### What to work on
Extract exactly and only the lines from the one containing "Read this page and output its text content." through the end of the entries below. Pictures should not appear in the copy.

►

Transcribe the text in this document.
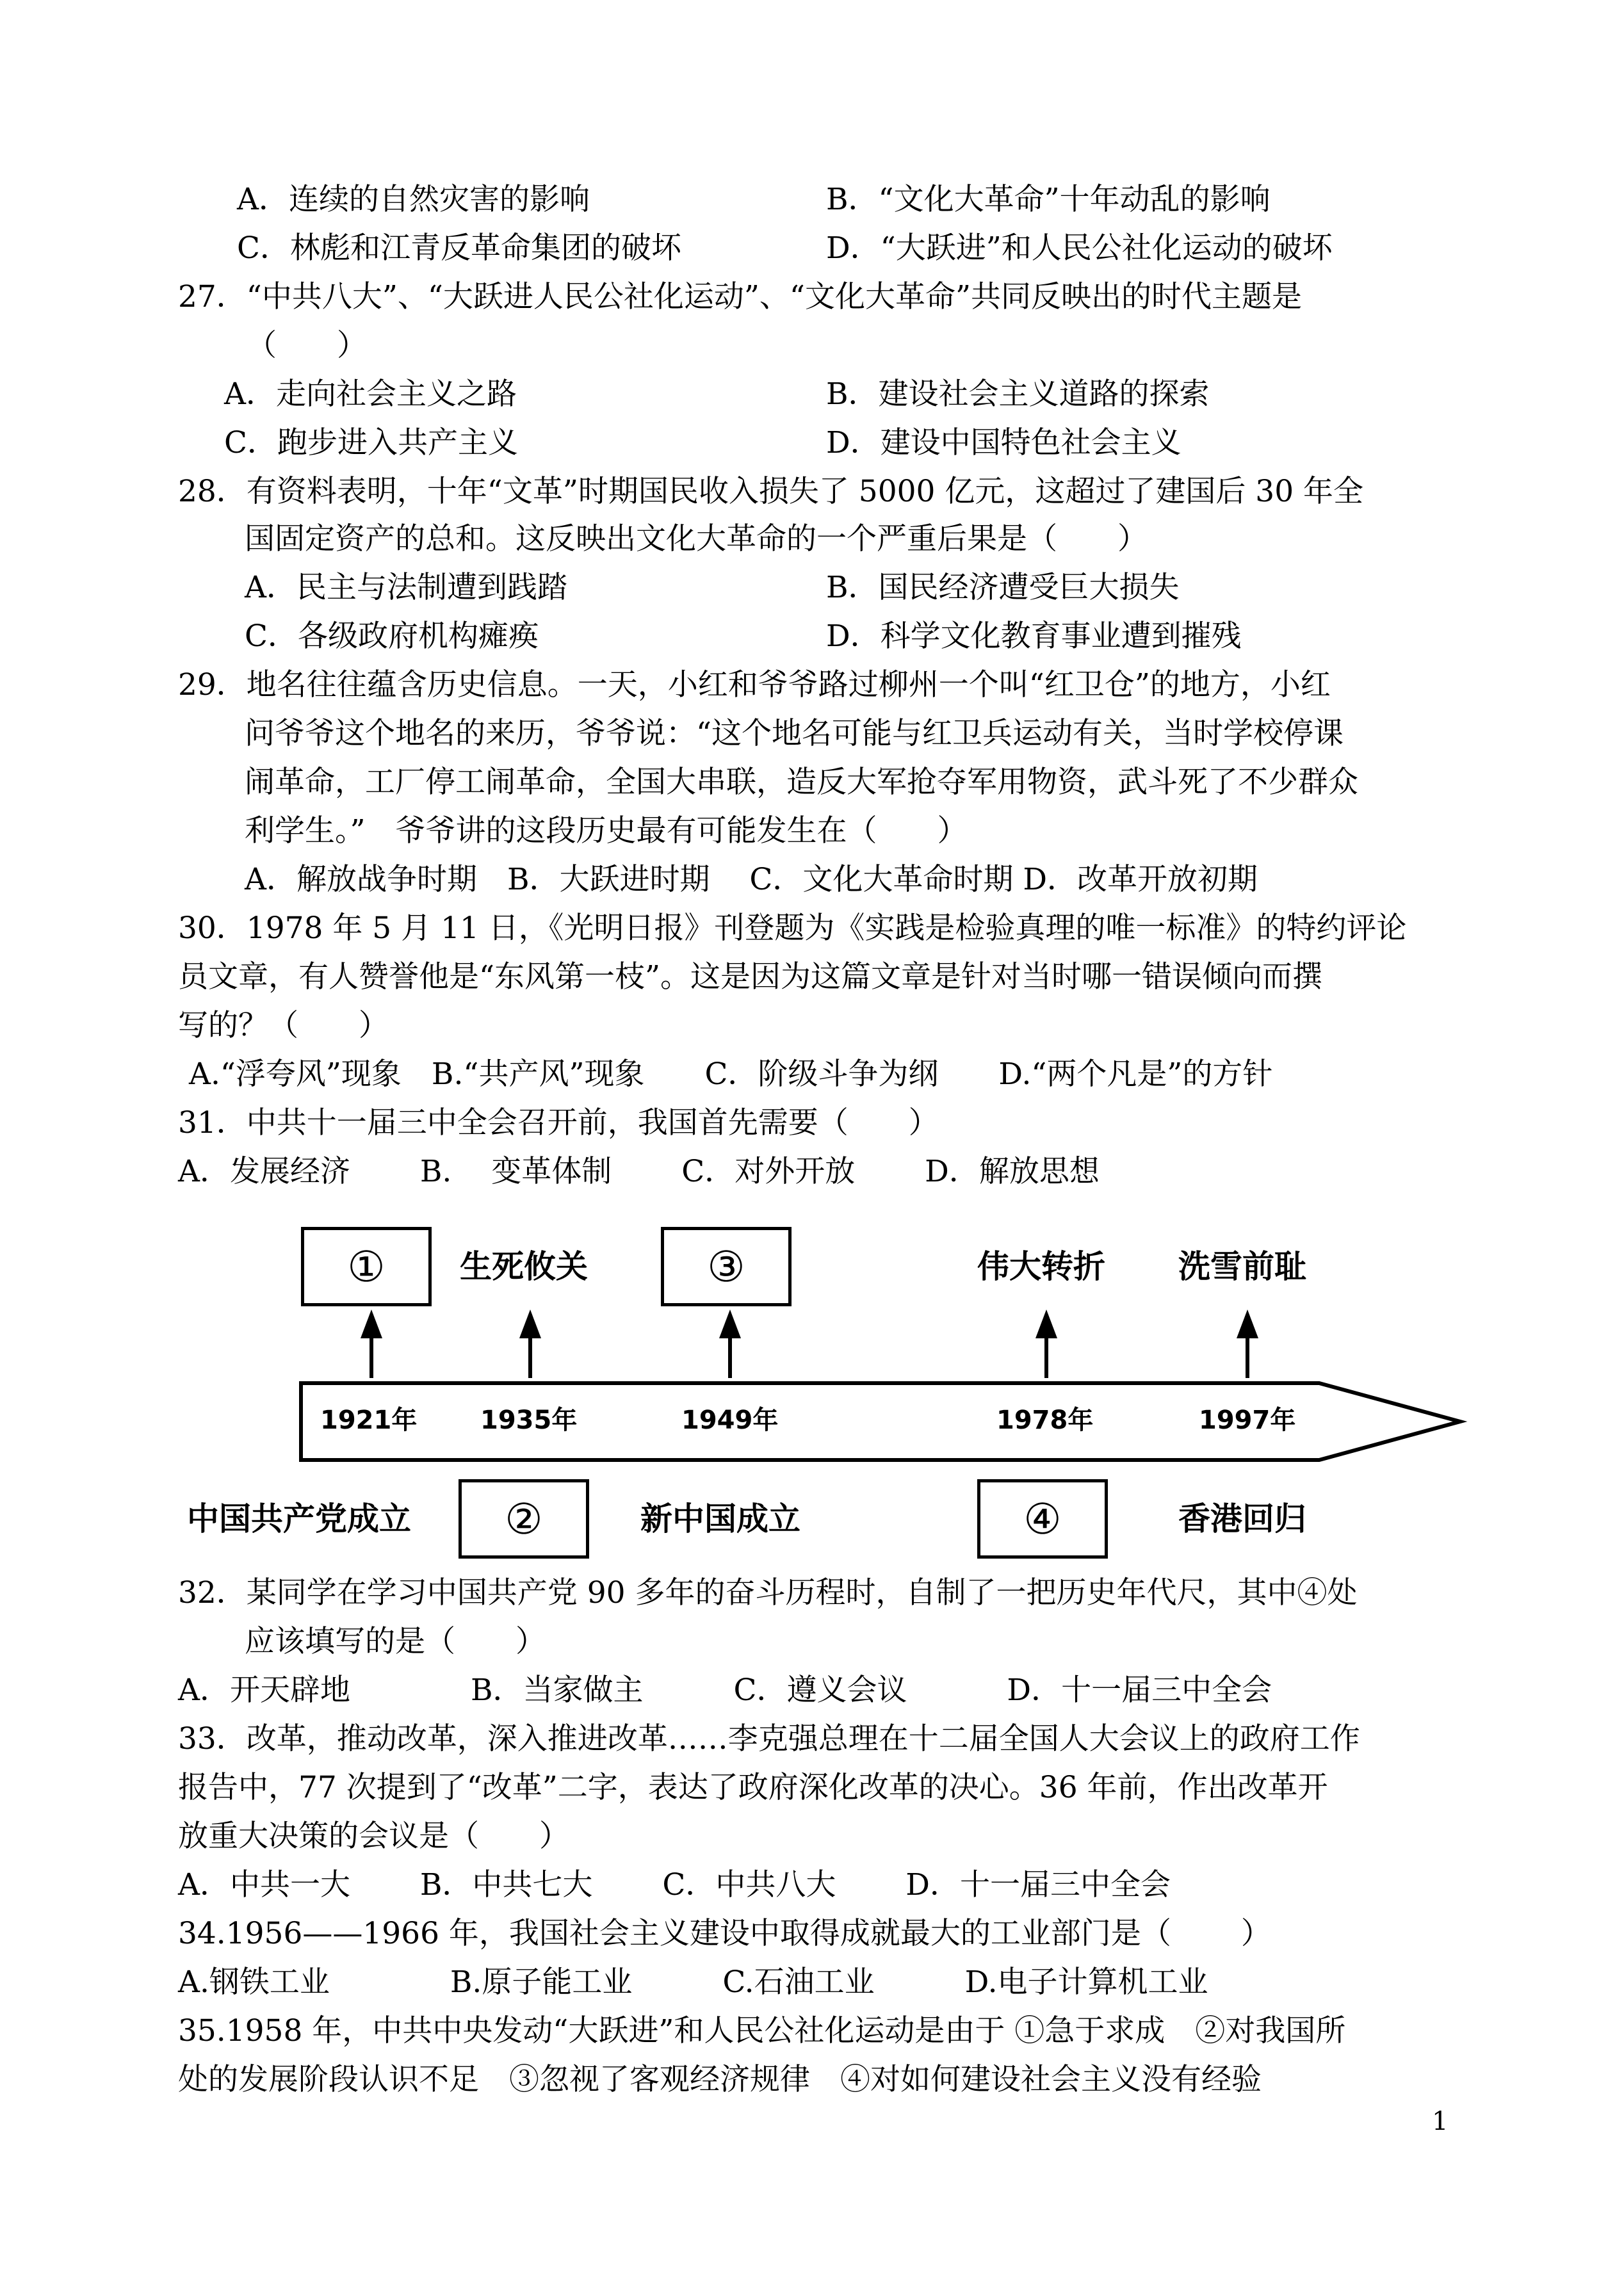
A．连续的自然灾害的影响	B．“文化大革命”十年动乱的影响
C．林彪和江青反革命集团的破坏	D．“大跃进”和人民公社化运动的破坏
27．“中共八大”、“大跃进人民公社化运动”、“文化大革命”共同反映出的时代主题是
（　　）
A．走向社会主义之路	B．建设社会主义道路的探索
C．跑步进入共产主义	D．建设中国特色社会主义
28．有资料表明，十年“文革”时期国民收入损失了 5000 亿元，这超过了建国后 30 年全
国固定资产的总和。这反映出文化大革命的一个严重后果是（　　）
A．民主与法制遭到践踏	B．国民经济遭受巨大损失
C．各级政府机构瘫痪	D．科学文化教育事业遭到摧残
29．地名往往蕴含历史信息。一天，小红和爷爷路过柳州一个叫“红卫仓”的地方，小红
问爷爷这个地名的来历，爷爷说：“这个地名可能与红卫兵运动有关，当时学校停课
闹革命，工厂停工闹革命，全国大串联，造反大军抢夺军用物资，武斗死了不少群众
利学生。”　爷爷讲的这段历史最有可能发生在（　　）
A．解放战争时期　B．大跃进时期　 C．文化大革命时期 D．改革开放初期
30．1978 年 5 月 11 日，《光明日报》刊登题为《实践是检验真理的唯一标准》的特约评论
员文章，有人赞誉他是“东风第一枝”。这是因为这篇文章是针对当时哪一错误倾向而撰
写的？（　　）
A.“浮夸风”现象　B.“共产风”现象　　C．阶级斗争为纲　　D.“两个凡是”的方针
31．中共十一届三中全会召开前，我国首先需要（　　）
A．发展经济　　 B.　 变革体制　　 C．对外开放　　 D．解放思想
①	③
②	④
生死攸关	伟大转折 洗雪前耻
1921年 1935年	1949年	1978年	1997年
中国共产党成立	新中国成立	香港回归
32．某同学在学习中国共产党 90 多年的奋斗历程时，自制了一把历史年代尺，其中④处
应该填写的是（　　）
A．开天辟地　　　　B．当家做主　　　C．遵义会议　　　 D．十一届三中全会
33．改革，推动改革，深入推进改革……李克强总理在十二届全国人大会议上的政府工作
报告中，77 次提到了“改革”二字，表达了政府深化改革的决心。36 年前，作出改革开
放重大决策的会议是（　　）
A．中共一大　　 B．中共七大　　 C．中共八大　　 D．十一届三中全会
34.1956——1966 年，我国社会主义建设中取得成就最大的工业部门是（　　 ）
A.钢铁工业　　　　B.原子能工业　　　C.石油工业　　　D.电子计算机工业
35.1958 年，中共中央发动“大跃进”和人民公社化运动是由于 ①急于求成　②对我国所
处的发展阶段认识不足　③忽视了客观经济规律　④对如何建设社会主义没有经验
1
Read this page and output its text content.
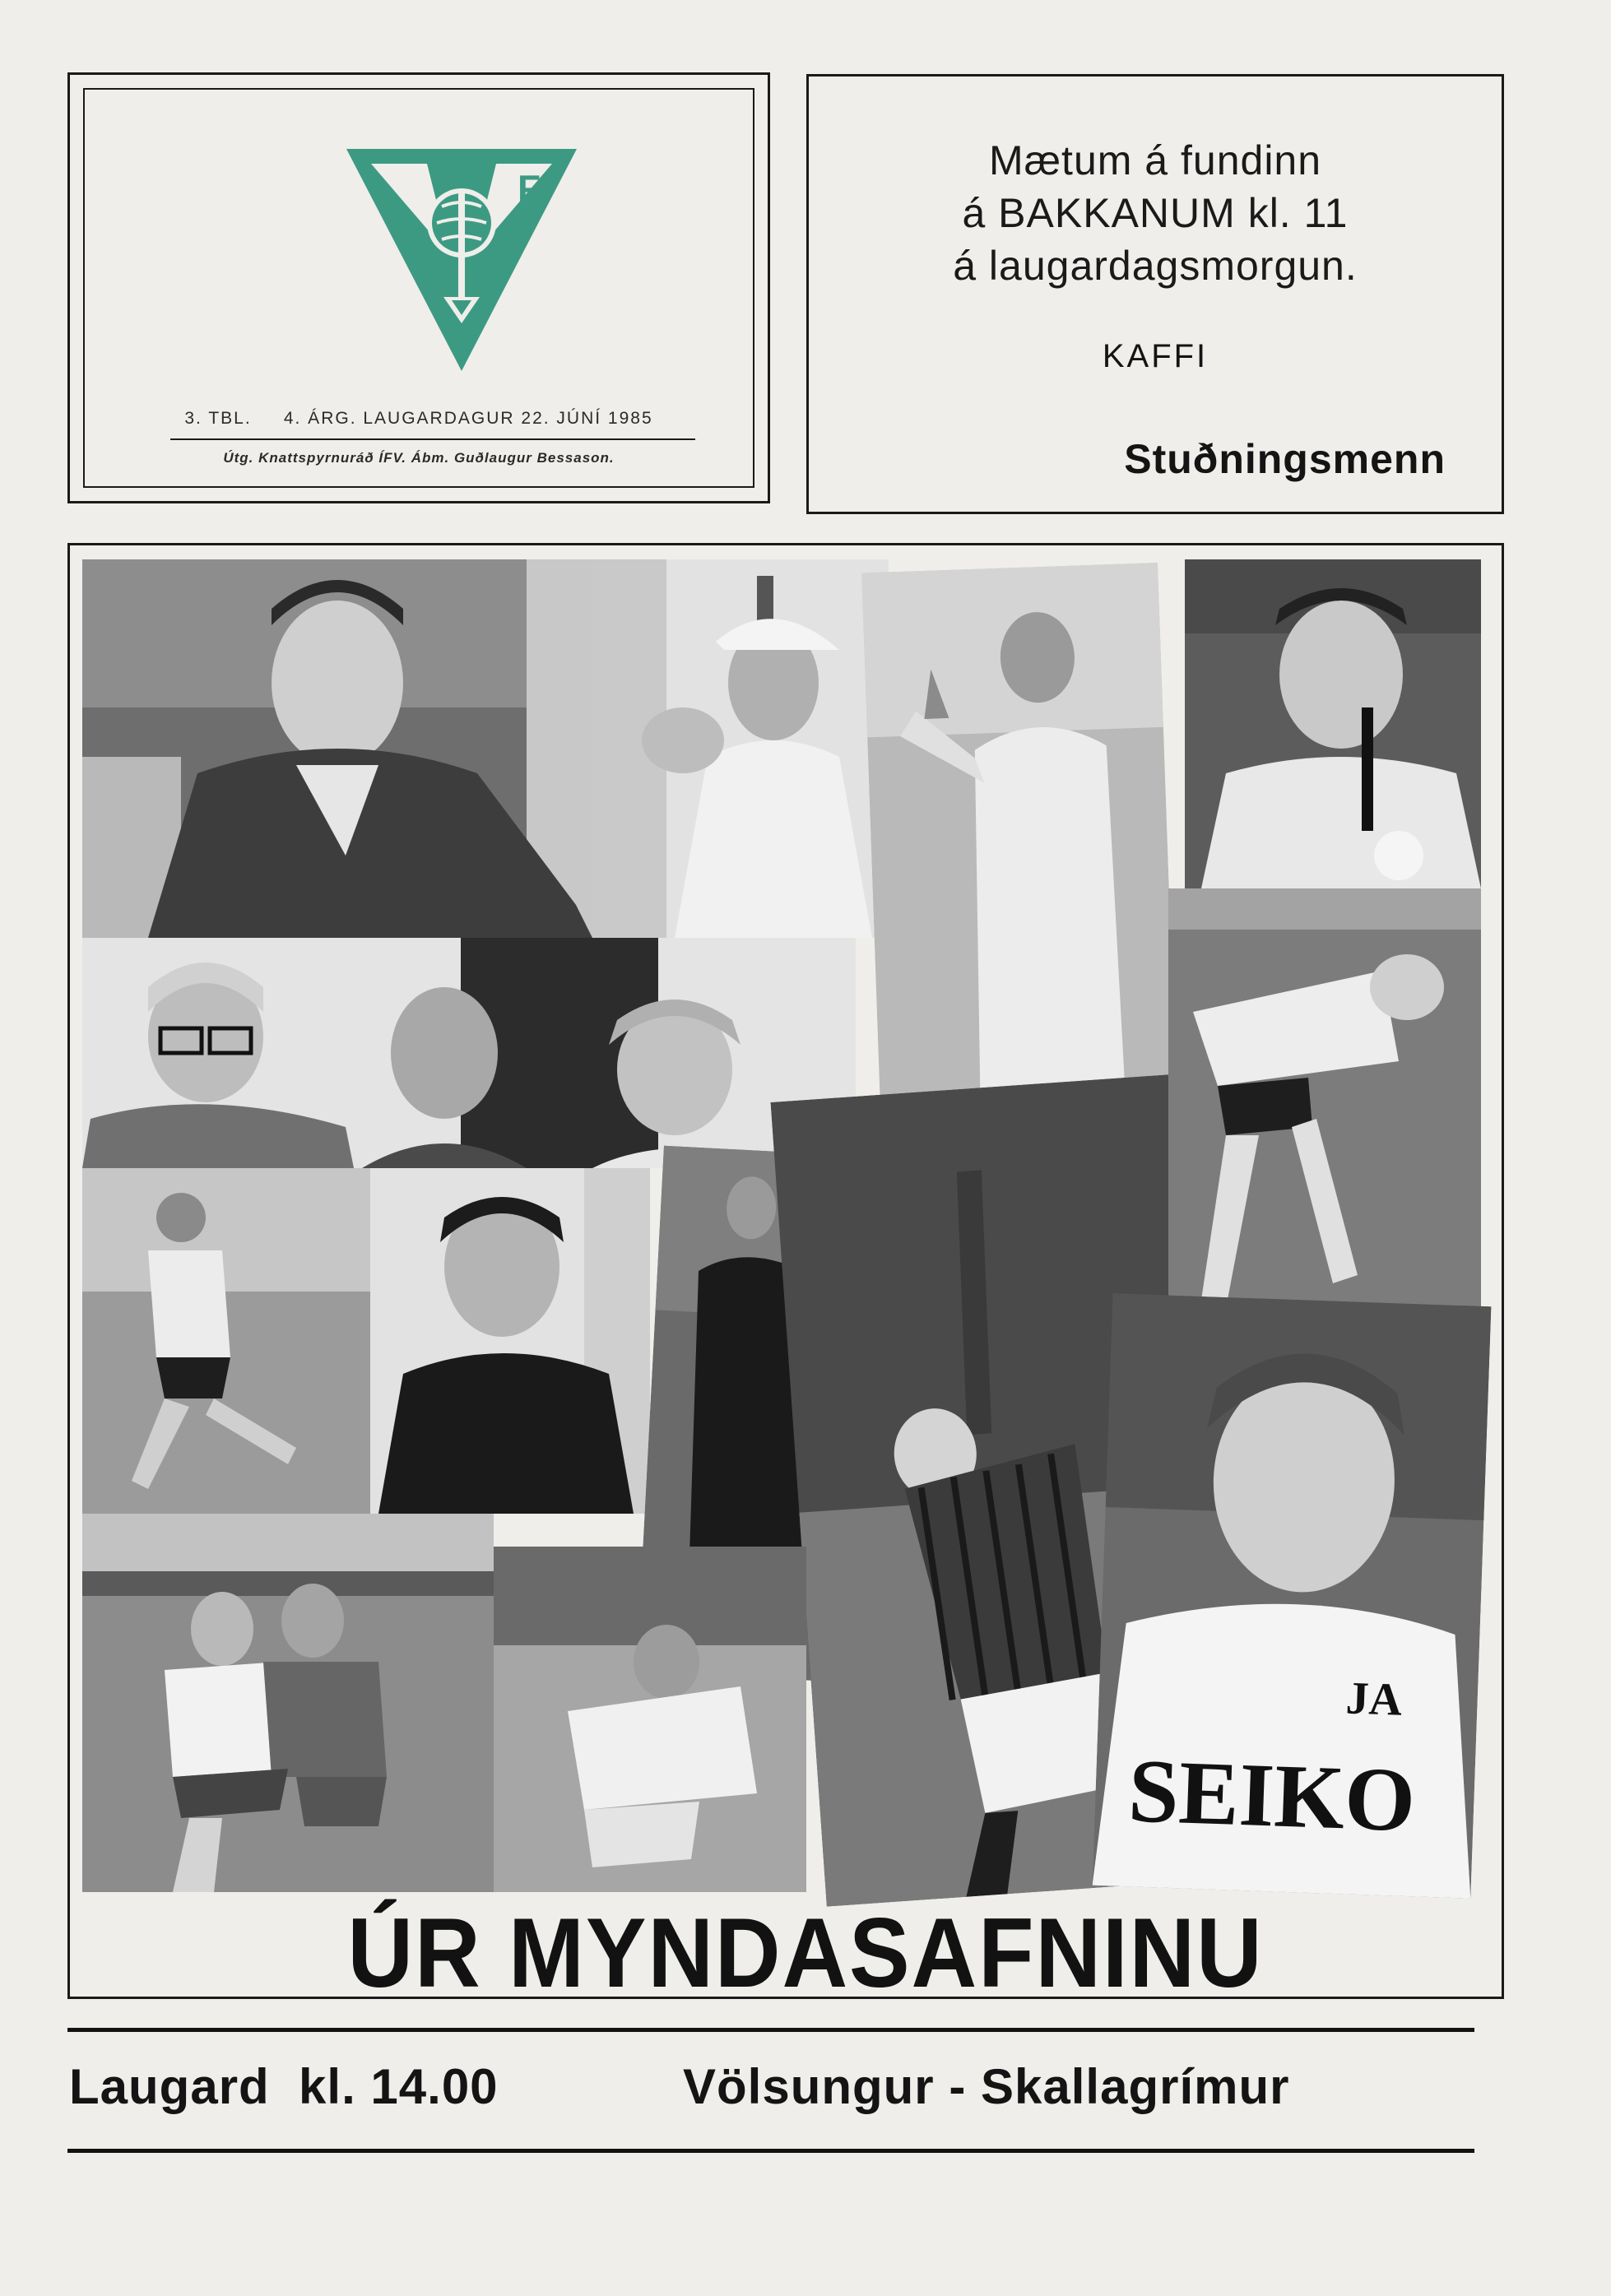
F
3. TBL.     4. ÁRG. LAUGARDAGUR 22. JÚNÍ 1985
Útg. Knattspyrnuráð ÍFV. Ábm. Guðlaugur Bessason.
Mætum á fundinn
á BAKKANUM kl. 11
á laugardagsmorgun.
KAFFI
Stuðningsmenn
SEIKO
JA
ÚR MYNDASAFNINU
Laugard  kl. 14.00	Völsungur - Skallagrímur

◄

### Output for this exercise
Read this page and output its text content.
F
3. TBL.     4. ÁRG. LAUGARDAGUR 22. JÚNÍ 1985
Útg. Knattspyrnuráð ÍFV. Ábm. Guðlaugur Bessason.
Mætum á fundinn
á BAKKANUM kl. 11
á laugardagsmorgun.
KAFFI
Stuðningsmenn
SEIKO
JA
ÚR MYNDASAFNINU
Laugard  kl. 14.00	Völsungur - Skallagrímur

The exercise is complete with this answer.